## start
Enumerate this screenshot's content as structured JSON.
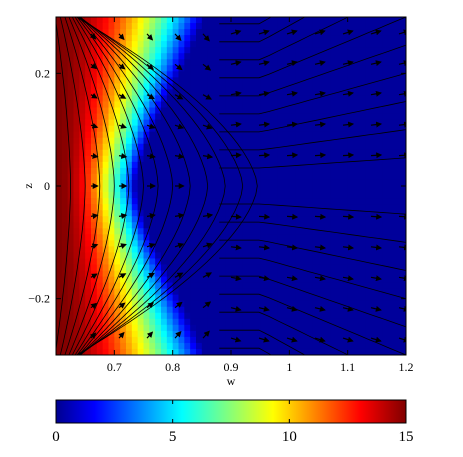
{
  "chart_data": {
    "type": "heatmap",
    "title": "",
    "xlabel": "w",
    "ylabel": "z",
    "xlim": [
      0.6,
      1.2
    ],
    "ylim": [
      -0.3,
      0.3
    ],
    "xticks": [
      0.7,
      0.8,
      0.9,
      1.0,
      1.1,
      1.2
    ],
    "xtick_labels": [
      "0.7",
      "0.8",
      "0.9",
      "1",
      "1.1",
      "1.2"
    ],
    "yticks": [
      -0.2,
      0,
      0.2
    ],
    "ytick_labels": [
      "−0.2",
      "0",
      "0.2"
    ],
    "colorbar": {
      "range": [
        0,
        15
      ],
      "ticks": [
        0,
        5,
        10,
        15
      ],
      "tick_labels": [
        "0",
        "5",
        "10",
        "15"
      ],
      "colormap": "jet"
    },
    "overlays": [
      "streamlines",
      "velocity-arrows"
    ],
    "field_description_points": [
      {
        "w": 0.6,
        "z": 0.0,
        "value": 15
      },
      {
        "w": 0.7,
        "z": 0.0,
        "value": 8
      },
      {
        "w": 0.8,
        "z": 0.0,
        "value": 3.5
      },
      {
        "w": 0.9,
        "z": 0.0,
        "value": 0.5
      },
      {
        "w": 1.0,
        "z": 0.0,
        "value": 0.5
      },
      {
        "w": 0.7,
        "z": 0.2,
        "value": 13
      },
      {
        "w": 0.8,
        "z": 0.2,
        "value": 8
      },
      {
        "w": 1.0,
        "z": 0.2,
        "value": 2
      },
      {
        "w": 1.1,
        "z": 0.2,
        "value": 1
      }
    ]
  }
}
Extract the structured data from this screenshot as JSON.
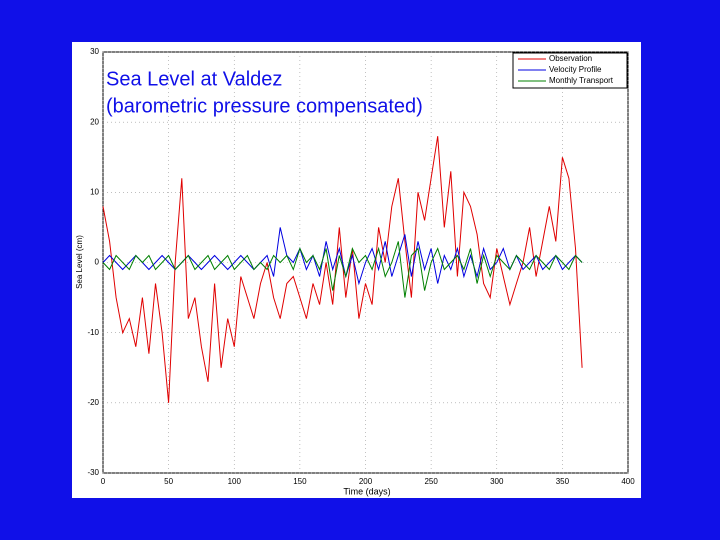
{
  "chart_data": {
    "type": "line",
    "title_lines": [
      "Sea Level at Valdez",
      "(barometric pressure compensated)"
    ],
    "x_label": "Time (days)",
    "y_label": "Sea Level (cm)",
    "xlim": [
      0,
      400
    ],
    "ylim": [
      -30,
      30
    ],
    "xticks": [
      0,
      50,
      100,
      150,
      200,
      250,
      300,
      350,
      400
    ],
    "yticks": [
      30,
      20,
      10,
      0,
      -10,
      -20,
      -30
    ],
    "grid": true,
    "legend": "upper right",
    "x": [
      0,
      5,
      10,
      15,
      20,
      25,
      30,
      35,
      40,
      45,
      50,
      55,
      60,
      65,
      70,
      75,
      80,
      85,
      90,
      95,
      100,
      105,
      110,
      115,
      120,
      125,
      130,
      135,
      140,
      145,
      150,
      155,
      160,
      165,
      170,
      175,
      180,
      185,
      190,
      195,
      200,
      205,
      210,
      215,
      220,
      225,
      230,
      235,
      240,
      245,
      250,
      255,
      260,
      265,
      270,
      275,
      280,
      285,
      290,
      295,
      300,
      305,
      310,
      315,
      320,
      325,
      330,
      335,
      340,
      345,
      350,
      355,
      360,
      365
    ],
    "series": [
      {
        "name": "Observation",
        "color": "#e00000",
        "values": [
          8,
          3,
          -5,
          -10,
          -8,
          -12,
          -5,
          -13,
          -3,
          -10,
          -20,
          0,
          12,
          -8,
          -5,
          -12,
          -17,
          -3,
          -15,
          -8,
          -12,
          -2,
          -5,
          -8,
          -3,
          0,
          -5,
          -8,
          -3,
          -2,
          -5,
          -8,
          -3,
          -6,
          0,
          -6,
          5,
          -5,
          2,
          -8,
          -3,
          -6,
          5,
          0,
          8,
          12,
          3,
          -5,
          10,
          6,
          12,
          18,
          5,
          13,
          -2,
          10,
          8,
          4,
          -3,
          -5,
          2,
          -2,
          -6,
          -3,
          0,
          5,
          -2,
          3,
          8,
          3,
          15,
          12,
          2,
          -15
        ]
      },
      {
        "name": "Velocity Profile",
        "color": "#0000e0",
        "values": [
          0,
          1,
          0,
          -1,
          0,
          1,
          0,
          -1,
          0,
          1,
          0,
          -1,
          0,
          1,
          0,
          -1,
          0,
          1,
          0,
          -1,
          0,
          1,
          0,
          -1,
          0,
          1,
          -2,
          5,
          1,
          0,
          2,
          -1,
          1,
          -2,
          3,
          -1,
          2,
          -2,
          1,
          -3,
          0,
          2,
          -1,
          3,
          -2,
          1,
          4,
          -2,
          3,
          -1,
          2,
          -3,
          1,
          -1,
          2,
          -2,
          1,
          -2,
          2,
          -1,
          0,
          2,
          -1,
          1,
          -1,
          0,
          1,
          -1,
          0,
          1,
          -1,
          0,
          1,
          0
        ]
      },
      {
        "name": "Monthly Transport",
        "color": "#008000",
        "values": [
          0,
          -1,
          1,
          0,
          -1,
          1,
          0,
          1,
          -1,
          0,
          1,
          -1,
          0,
          1,
          -1,
          0,
          1,
          -1,
          0,
          1,
          -1,
          0,
          1,
          -1,
          0,
          -1,
          1,
          0,
          1,
          -1,
          2,
          0,
          1,
          -1,
          2,
          -4,
          1,
          -2,
          2,
          0,
          1,
          -1,
          2,
          -2,
          0,
          3,
          -5,
          1,
          2,
          -4,
          0,
          2,
          -1,
          0,
          1,
          -1,
          2,
          -3,
          1,
          -2,
          1,
          0,
          -1,
          1,
          0,
          -1,
          1,
          0,
          -1,
          1,
          0,
          -1,
          1,
          0
        ]
      }
    ]
  }
}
## end
What to do => Nothing in the entries should change as you copy them, except that the pictures are left out.

The reply =>
Enumerate this screenshot's content as structured JSON.
{
  "chart_data": {
    "type": "heatmap",
    "title": "",
    "xlabel": "w",
    "ylabel": "z",
    "xlim": [
      0.6,
      1.2
    ],
    "ylim": [
      -0.3,
      0.3
    ],
    "xticks": [
      0.7,
      0.8,
      0.9,
      1.0,
      1.1,
      1.2
    ],
    "xtick_labels": [
      "0.7",
      "0.8",
      "0.9",
      "1",
      "1.1",
      "1.2"
    ],
    "yticks": [
      -0.2,
      0,
      0.2
    ],
    "ytick_labels": [
      "−0.2",
      "0",
      "0.2"
    ],
    "colorbar": {
      "range": [
        0,
        15
      ],
      "ticks": [
        0,
        5,
        10,
        15
      ],
      "tick_labels": [
        "0",
        "5",
        "10",
        "15"
      ],
      "colormap": "jet"
    },
    "overlays": [
      "streamlines",
      "velocity-arrows"
    ],
    "field_description_points": [
      {
        "w": 0.6,
        "z": 0.0,
        "value": 15
      },
      {
        "w": 0.7,
        "z": 0.0,
        "value": 8
      },
      {
        "w": 0.8,
        "z": 0.0,
        "value": 3.5
      },
      {
        "w": 0.9,
        "z": 0.0,
        "value": 0.5
      },
      {
        "w": 1.0,
        "z": 0.0,
        "value": 0.5
      },
      {
        "w": 0.7,
        "z": 0.2,
        "value": 13
      },
      {
        "w": 0.8,
        "z": 0.2,
        "value": 8
      },
      {
        "w": 1.0,
        "z": 0.2,
        "value": 2
      },
      {
        "w": 1.1,
        "z": 0.2,
        "value": 1
      }
    ]
  }
}
Extract the structured data from this screenshot as JSON.
{
  "chart_data": {
    "type": "line",
    "title_lines": [
      "Sea Level at Valdez",
      "(barometric pressure compensated)"
    ],
    "x_label": "Time (days)",
    "y_label": "Sea Level (cm)",
    "xlim": [
      0,
      400
    ],
    "ylim": [
      -30,
      30
    ],
    "xticks": [
      0,
      50,
      100,
      150,
      200,
      250,
      300,
      350,
      400
    ],
    "yticks": [
      30,
      20,
      10,
      0,
      -10,
      -20,
      -30
    ],
    "grid": true,
    "legend": "upper right",
    "x": [
      0,
      5,
      10,
      15,
      20,
      25,
      30,
      35,
      40,
      45,
      50,
      55,
      60,
      65,
      70,
      75,
      80,
      85,
      90,
      95,
      100,
      105,
      110,
      115,
      120,
      125,
      130,
      135,
      140,
      145,
      150,
      155,
      160,
      165,
      170,
      175,
      180,
      185,
      190,
      195,
      200,
      205,
      210,
      215,
      220,
      225,
      230,
      235,
      240,
      245,
      250,
      255,
      260,
      265,
      270,
      275,
      280,
      285,
      290,
      295,
      300,
      305,
      310,
      315,
      320,
      325,
      330,
      335,
      340,
      345,
      350,
      355,
      360,
      365
    ],
    "series": [
      {
        "name": "Observation",
        "color": "#e00000",
        "values": [
          8,
          3,
          -5,
          -10,
          -8,
          -12,
          -5,
          -13,
          -3,
          -10,
          -20,
          0,
          12,
          -8,
          -5,
          -12,
          -17,
          -3,
          -15,
          -8,
          -12,
          -2,
          -5,
          -8,
          -3,
          0,
          -5,
          -8,
          -3,
          -2,
          -5,
          -8,
          -3,
          -6,
          0,
          -6,
          5,
          -5,
          2,
          -8,
          -3,
          -6,
          5,
          0,
          8,
          12,
          3,
          -5,
          10,
          6,
          12,
          18,
          5,
          13,
          -2,
          10,
          8,
          4,
          -3,
          -5,
          2,
          -2,
          -6,
          -3,
          0,
          5,
          -2,
          3,
          8,
          3,
          15,
          12,
          2,
          -15
        ]
      },
      {
        "name": "Velocity Profile",
        "color": "#0000e0",
        "values": [
          0,
          1,
          0,
          -1,
          0,
          1,
          0,
          -1,
          0,
          1,
          0,
          -1,
          0,
          1,
          0,
          -1,
          0,
          1,
          0,
          -1,
          0,
          1,
          0,
          -1,
          0,
          1,
          -2,
          5,
          1,
          0,
          2,
          -1,
          1,
          -2,
          3,
          -1,
          2,
          -2,
          1,
          -3,
          0,
          2,
          -1,
          3,
          -2,
          1,
          4,
          -2,
          3,
          -1,
          2,
          -3,
          1,
          -1,
          2,
          -2,
          1,
          -2,
          2,
          -1,
          0,
          2,
          -1,
          1,
          -1,
          0,
          1,
          -1,
          0,
          1,
          -1,
          0,
          1,
          0
        ]
      },
      {
        "name": "Monthly Transport",
        "color": "#008000",
        "values": [
          0,
          -1,
          1,
          0,
          -1,
          1,
          0,
          1,
          -1,
          0,
          1,
          -1,
          0,
          1,
          -1,
          0,
          1,
          -1,
          0,
          1,
          -1,
          0,
          1,
          -1,
          0,
          -1,
          1,
          0,
          1,
          -1,
          2,
          0,
          1,
          -1,
          2,
          -4,
          1,
          -2,
          2,
          0,
          1,
          -1,
          2,
          -2,
          0,
          3,
          -5,
          1,
          2,
          -4,
          0,
          2,
          -1,
          0,
          1,
          -1,
          2,
          -3,
          1,
          -2,
          1,
          0,
          -1,
          1,
          0,
          -1,
          1,
          0,
          -1,
          1,
          0,
          -1,
          1,
          0
        ]
      }
    ]
  }
}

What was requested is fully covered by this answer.